**Excerpted text:**
That probably sums them up.
I have a group of 5 and can`t guarantee getting any youngsters from them.
I do manage but they control things themselves as to how much breeding they do.
Egg eating happens all the time with them.
It is natures way for the females to wipe out the opposition, a bit like a male lion taking over another lions pride, the first thing he does is kill all the youngsters to make way for his own offspring.
So sometimes I`ll be lucky and find a new clutch of say 6 eggs which haven`t been eaten or I`ll find one egg with whats left of the other five.
Inbreeding doesn`t affect frogs in the same way as say you having kids with your sister and ending up with a bug eyed balding banjo playing throwback, for lack of a better description.
We all aim for unrelated pairs but it isn`t essential.


Mike


----------



## snake boi (Jun 28, 2009)

**Problems to solve:**
• 1. Repeat, word for word, the part of the frog-breeding post that opens with the words containing "I have a group" and closes with "his own offspring.".
• 2. According to the frog-breeding post, how many frogs are in the poster's group?
The data that comes next has no role in any of this.

**Excerpted records:**

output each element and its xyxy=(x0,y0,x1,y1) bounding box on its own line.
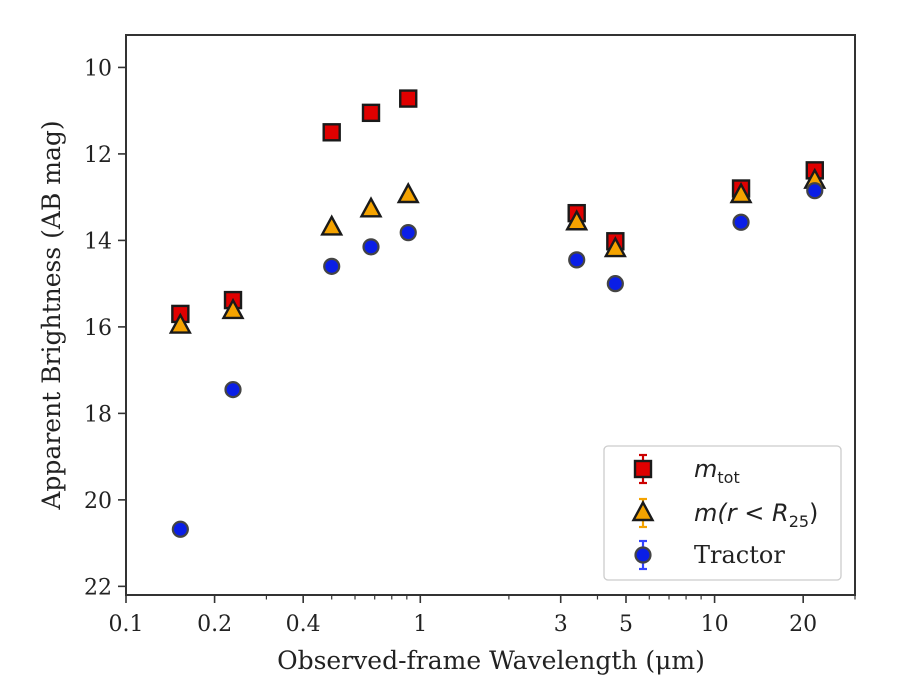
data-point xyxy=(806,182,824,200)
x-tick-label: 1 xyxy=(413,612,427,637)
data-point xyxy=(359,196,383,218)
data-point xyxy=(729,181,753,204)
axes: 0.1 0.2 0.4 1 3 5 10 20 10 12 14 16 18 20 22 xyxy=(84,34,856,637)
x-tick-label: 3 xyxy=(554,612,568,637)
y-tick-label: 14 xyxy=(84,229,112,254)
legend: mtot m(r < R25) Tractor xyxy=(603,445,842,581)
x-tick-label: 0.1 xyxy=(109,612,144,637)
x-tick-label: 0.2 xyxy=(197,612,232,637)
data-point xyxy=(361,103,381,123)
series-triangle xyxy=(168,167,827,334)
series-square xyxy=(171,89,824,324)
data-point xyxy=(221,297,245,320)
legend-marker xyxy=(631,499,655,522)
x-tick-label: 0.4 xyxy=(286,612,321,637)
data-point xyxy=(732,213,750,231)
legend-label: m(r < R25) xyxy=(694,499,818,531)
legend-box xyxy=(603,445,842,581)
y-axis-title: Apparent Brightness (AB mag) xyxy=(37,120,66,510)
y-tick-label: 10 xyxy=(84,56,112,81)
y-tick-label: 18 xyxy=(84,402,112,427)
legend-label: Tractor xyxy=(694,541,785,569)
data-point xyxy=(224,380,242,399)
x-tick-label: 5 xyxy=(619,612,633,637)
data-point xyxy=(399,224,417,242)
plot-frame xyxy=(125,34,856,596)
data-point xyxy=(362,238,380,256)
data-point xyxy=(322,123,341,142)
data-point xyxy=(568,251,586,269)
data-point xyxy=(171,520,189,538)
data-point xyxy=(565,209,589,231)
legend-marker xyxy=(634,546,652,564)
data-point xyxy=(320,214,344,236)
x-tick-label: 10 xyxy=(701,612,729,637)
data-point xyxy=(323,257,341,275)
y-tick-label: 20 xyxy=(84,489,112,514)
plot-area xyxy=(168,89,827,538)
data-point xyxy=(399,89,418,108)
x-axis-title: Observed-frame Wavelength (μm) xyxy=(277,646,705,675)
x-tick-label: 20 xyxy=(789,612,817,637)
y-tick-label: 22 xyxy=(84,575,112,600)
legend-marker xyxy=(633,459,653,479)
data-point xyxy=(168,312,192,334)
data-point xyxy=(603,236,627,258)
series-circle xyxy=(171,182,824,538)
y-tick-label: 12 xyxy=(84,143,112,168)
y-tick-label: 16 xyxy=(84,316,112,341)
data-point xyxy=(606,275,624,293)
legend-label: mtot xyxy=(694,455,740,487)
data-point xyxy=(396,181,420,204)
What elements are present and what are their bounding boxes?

**Answers:**
• 1.
I have a group of 5 and can`t guarantee getting any youngsters from them.
I do manage but they control things themselves as to how much breeding they do.
Egg eating happens all the time with them.
It is natures way for the females to wipe out the opposition, a bit like a male lion taking over another lions pride, the first thing he does is kill all the youngsters to make way for his own offspring.

• 2. Five.